> [EXTRACTED DATA]:
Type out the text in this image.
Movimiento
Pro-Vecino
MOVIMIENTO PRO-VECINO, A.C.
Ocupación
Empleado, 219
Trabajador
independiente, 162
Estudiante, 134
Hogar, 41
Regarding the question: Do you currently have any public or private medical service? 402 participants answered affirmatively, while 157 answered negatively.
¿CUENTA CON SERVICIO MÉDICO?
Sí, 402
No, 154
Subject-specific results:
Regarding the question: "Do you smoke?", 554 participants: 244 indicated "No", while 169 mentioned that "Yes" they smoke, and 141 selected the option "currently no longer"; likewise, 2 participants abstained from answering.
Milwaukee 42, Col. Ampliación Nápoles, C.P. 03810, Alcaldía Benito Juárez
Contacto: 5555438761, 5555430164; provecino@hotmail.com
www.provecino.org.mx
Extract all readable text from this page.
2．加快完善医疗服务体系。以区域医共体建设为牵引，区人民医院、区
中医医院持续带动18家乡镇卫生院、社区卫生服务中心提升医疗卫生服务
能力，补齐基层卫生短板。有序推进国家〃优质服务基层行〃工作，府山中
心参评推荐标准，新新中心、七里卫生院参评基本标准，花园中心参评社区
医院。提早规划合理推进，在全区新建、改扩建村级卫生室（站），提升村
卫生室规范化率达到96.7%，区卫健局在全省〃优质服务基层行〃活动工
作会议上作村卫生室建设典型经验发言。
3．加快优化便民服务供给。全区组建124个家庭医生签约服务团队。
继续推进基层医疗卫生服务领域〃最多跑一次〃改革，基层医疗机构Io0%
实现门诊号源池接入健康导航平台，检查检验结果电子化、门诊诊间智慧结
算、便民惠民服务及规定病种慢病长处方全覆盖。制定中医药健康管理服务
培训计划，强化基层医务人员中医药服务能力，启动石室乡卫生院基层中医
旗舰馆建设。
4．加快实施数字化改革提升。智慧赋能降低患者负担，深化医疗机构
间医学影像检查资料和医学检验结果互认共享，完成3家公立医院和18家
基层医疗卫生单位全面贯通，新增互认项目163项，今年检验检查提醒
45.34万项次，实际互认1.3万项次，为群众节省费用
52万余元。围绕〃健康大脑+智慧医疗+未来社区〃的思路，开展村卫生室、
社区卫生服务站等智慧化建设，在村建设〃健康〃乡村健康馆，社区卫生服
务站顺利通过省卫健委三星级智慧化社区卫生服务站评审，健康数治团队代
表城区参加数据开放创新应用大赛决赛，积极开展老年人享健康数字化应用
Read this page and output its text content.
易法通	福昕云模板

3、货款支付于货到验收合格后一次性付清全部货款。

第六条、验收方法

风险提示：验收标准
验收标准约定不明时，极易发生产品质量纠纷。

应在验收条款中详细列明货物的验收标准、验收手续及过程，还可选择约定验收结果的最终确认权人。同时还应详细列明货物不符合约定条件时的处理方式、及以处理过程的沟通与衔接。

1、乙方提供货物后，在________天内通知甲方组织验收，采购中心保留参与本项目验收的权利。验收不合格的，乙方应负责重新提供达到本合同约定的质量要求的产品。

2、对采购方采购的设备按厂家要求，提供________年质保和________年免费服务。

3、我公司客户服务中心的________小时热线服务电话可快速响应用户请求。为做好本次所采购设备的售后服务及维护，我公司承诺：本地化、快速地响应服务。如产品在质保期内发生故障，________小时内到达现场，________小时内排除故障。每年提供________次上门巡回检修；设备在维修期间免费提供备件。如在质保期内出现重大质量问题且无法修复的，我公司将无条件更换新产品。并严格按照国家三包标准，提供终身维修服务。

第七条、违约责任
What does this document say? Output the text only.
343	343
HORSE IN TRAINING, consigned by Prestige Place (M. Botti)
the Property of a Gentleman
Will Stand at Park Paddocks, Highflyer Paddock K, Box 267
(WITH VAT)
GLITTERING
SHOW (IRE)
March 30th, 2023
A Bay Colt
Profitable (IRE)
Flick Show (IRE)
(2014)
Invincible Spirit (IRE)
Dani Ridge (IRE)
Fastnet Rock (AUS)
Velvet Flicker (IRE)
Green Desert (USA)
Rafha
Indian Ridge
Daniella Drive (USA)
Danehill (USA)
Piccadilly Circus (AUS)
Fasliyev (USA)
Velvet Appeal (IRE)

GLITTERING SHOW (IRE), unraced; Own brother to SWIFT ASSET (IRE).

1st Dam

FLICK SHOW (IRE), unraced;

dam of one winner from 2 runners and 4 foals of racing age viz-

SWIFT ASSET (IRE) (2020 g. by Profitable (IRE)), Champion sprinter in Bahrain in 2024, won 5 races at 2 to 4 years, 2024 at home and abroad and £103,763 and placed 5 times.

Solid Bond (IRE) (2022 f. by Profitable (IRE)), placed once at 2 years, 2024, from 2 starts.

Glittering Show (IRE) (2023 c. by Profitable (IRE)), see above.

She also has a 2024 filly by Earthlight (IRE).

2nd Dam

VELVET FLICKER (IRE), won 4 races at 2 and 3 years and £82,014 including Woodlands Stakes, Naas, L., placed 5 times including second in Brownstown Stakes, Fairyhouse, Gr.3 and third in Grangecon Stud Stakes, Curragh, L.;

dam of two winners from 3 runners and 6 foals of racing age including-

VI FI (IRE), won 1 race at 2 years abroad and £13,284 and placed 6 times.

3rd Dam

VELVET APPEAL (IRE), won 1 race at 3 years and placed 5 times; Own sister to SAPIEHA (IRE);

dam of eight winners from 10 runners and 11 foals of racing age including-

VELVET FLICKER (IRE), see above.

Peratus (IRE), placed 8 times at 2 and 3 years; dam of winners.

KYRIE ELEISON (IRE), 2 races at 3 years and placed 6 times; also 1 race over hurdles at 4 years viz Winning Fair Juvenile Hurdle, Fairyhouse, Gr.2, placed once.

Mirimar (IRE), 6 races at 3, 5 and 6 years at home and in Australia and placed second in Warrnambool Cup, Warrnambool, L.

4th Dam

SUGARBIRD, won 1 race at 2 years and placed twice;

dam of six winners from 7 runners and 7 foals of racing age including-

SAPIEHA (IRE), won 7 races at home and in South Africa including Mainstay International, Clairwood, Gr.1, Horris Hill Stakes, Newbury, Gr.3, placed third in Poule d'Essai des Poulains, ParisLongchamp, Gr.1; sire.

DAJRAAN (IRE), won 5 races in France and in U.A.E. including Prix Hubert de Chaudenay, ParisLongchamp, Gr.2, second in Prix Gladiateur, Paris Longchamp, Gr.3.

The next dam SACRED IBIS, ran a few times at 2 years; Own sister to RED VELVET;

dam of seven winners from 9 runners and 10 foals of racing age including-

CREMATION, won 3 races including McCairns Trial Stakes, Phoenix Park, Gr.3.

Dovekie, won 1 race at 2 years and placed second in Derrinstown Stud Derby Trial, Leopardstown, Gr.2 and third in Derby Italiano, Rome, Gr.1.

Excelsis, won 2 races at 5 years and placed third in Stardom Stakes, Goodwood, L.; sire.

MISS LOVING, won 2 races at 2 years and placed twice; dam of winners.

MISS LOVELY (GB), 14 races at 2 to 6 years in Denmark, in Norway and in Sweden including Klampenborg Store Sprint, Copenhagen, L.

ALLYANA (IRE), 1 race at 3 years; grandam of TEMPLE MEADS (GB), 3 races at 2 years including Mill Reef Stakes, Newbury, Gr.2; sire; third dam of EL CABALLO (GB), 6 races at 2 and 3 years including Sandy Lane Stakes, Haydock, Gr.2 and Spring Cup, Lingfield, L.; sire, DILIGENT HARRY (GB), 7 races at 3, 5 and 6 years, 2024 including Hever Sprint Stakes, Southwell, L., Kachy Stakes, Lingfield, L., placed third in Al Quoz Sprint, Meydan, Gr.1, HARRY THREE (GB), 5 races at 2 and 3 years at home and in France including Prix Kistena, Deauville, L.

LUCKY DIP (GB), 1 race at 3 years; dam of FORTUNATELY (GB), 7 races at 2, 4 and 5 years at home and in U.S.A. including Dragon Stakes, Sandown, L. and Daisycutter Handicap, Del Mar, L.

> [GIVEN TASK]: Where a line of the data holds "question", show that line.

> [ANSWER BELOW]:
Regarding the question: Do you currently have any public or private medical service? 402 participants answered affirmatively, while 157 answered negatively.
Regarding the question: "Do you smoke?", 554 participants: 244 indicated "No", while 169 mentioned that "Yes" they smoke, and 141 selected the option "currently no longer"; likewise, 2 participants abstained from answering.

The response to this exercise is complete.